### Exercise task
Pull out every line below holding the word "connected".

### Material to process
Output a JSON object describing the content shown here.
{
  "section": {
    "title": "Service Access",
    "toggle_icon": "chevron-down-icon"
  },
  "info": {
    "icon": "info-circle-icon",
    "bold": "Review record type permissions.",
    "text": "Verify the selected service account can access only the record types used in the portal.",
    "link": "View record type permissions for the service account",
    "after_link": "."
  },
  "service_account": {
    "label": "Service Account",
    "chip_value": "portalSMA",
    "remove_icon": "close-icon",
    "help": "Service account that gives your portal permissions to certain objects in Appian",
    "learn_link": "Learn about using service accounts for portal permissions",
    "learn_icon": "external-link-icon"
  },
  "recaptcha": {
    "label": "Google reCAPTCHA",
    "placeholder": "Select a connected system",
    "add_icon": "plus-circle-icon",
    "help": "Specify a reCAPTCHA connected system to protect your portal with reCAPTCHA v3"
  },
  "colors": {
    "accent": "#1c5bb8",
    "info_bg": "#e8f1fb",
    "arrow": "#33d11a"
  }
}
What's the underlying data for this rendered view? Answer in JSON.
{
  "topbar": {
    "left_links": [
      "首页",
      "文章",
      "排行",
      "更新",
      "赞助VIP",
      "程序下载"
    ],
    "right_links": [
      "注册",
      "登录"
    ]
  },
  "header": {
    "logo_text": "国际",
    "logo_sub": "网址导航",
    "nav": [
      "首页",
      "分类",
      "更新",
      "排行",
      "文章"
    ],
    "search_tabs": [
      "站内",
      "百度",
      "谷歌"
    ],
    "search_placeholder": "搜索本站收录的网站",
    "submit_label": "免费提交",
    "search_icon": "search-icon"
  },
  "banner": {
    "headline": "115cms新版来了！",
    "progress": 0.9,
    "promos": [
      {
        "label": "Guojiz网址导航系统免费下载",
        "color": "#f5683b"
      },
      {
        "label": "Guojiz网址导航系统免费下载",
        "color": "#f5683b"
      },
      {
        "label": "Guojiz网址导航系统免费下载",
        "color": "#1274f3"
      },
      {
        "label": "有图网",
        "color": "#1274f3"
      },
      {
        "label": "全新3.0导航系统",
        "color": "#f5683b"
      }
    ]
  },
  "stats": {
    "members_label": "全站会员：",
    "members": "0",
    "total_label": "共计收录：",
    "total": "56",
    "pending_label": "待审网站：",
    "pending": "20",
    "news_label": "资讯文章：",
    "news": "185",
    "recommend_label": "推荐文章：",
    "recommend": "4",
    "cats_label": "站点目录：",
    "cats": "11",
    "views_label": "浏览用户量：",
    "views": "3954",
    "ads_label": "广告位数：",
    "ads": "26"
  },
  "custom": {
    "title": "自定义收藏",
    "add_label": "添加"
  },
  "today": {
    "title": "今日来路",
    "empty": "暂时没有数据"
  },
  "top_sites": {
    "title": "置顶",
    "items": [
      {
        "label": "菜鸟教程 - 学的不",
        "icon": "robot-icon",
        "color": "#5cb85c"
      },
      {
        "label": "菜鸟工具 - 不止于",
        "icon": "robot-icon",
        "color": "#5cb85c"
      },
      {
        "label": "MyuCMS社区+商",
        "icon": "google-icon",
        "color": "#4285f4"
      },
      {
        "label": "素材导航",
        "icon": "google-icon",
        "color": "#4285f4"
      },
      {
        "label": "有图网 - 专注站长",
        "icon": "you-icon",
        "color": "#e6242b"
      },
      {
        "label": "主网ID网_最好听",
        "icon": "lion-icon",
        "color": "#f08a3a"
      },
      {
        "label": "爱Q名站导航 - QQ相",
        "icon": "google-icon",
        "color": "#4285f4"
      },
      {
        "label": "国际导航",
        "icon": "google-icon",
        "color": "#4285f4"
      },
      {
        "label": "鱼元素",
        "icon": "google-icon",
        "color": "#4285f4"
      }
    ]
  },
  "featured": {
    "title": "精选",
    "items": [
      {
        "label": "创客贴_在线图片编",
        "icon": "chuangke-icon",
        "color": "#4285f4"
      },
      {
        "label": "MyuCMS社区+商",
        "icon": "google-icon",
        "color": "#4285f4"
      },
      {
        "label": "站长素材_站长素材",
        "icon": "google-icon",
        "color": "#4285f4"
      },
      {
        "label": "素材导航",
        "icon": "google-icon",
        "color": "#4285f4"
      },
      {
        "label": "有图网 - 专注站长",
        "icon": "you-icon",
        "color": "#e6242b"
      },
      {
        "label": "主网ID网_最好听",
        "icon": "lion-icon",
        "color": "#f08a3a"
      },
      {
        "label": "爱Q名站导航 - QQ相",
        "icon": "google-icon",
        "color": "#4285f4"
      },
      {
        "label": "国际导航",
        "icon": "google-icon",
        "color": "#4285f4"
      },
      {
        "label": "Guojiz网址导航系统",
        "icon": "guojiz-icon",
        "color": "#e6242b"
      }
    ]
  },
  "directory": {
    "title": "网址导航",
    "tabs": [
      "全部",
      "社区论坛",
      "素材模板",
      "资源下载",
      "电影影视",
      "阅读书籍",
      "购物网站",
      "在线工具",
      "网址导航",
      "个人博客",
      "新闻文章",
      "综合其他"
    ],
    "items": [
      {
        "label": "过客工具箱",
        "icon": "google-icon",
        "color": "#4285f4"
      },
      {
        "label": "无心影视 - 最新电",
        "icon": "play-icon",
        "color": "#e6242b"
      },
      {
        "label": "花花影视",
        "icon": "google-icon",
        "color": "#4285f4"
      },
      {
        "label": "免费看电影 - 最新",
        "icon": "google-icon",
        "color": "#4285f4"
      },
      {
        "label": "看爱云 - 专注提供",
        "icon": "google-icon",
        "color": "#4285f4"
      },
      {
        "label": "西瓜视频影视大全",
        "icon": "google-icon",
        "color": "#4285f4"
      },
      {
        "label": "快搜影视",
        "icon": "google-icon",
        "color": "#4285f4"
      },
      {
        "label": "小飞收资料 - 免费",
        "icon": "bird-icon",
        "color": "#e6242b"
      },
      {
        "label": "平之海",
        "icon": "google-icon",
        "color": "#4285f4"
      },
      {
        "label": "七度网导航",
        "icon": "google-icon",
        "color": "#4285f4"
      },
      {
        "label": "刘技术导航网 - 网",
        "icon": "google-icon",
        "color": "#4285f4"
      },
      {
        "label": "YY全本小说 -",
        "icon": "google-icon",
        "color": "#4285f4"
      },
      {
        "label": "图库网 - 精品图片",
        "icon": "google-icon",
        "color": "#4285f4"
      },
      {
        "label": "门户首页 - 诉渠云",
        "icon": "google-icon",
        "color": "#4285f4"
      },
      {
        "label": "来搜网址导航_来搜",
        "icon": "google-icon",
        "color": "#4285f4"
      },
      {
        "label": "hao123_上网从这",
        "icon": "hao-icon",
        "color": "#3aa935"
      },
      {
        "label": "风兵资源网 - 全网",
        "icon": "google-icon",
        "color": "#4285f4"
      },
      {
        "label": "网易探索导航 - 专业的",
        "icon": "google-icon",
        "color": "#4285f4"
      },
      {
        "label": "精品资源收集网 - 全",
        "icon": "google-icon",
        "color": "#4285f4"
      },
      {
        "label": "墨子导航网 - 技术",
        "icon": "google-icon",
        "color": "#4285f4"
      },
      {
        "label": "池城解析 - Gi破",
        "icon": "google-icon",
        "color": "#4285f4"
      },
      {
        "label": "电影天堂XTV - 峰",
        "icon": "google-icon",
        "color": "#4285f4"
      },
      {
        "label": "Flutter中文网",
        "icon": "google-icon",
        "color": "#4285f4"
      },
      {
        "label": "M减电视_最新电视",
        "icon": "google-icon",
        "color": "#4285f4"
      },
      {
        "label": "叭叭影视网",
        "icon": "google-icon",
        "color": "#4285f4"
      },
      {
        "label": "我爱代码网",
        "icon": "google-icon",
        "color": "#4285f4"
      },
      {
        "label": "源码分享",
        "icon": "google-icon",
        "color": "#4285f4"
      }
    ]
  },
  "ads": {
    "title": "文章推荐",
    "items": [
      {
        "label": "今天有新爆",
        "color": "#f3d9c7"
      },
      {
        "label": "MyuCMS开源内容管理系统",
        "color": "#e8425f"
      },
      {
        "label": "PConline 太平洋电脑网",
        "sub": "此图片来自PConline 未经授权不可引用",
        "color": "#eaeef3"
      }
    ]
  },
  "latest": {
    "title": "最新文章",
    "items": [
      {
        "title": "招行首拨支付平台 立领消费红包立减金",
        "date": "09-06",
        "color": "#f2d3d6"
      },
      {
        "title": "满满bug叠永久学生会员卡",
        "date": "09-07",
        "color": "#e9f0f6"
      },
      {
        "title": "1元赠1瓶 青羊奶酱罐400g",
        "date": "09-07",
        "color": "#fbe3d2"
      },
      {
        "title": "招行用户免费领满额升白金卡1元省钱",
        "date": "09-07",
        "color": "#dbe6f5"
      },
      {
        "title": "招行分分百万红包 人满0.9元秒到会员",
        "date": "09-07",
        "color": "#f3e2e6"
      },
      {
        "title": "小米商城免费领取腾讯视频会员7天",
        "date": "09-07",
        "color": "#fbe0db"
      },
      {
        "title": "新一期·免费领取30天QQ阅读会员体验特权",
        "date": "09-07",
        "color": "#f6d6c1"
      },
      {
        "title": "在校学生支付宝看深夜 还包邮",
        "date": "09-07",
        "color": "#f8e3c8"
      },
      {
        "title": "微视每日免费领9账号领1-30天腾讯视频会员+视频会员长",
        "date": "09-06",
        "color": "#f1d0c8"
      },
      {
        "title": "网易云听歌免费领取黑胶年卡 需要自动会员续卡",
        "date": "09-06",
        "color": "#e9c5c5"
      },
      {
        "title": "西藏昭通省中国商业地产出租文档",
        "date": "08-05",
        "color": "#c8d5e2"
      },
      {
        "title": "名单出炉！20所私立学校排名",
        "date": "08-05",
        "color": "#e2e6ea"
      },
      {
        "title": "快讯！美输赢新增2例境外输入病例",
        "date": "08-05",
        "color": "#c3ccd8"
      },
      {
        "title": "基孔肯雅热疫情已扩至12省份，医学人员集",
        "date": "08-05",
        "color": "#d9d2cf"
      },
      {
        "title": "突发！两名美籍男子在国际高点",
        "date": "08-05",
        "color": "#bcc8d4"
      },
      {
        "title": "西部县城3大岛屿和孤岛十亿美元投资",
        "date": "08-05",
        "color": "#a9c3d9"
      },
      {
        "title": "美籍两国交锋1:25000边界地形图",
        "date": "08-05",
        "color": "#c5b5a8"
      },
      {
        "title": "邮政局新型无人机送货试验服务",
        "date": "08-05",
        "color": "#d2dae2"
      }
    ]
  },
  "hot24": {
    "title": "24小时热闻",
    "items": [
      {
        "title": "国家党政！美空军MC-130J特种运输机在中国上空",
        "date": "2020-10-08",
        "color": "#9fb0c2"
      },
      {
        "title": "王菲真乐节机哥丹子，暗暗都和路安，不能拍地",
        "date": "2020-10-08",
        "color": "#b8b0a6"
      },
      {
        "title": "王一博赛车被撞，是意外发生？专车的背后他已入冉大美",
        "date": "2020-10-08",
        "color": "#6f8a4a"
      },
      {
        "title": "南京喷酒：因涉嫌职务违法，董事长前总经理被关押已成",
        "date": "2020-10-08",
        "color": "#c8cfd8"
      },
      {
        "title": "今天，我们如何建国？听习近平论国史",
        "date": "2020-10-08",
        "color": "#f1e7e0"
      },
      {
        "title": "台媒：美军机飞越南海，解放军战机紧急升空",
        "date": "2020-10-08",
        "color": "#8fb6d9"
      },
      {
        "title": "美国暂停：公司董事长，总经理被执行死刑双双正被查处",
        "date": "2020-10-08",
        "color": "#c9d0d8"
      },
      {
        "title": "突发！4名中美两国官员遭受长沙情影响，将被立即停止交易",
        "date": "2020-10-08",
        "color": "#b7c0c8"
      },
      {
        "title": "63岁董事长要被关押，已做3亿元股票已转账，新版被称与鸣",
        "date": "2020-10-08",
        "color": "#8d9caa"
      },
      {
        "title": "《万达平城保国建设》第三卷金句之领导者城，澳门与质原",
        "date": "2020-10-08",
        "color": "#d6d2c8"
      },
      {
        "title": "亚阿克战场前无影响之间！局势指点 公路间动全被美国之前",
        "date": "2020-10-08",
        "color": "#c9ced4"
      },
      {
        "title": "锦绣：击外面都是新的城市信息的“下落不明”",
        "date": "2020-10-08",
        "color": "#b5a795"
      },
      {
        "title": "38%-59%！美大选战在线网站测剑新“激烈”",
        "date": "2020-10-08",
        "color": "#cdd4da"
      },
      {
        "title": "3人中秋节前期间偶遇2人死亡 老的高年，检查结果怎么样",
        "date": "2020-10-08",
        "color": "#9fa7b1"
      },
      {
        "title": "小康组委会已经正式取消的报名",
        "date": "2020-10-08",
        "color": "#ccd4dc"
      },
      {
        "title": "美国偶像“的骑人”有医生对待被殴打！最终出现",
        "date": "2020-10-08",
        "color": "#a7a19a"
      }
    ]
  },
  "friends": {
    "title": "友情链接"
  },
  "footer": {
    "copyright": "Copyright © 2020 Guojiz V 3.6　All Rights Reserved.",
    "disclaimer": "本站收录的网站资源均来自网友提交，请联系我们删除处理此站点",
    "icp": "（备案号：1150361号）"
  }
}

### Written response
    "placeholder": "Select a connected system",
    "help": "Specify a reCAPTCHA connected system to protect your portal with reCAPTCHA v3"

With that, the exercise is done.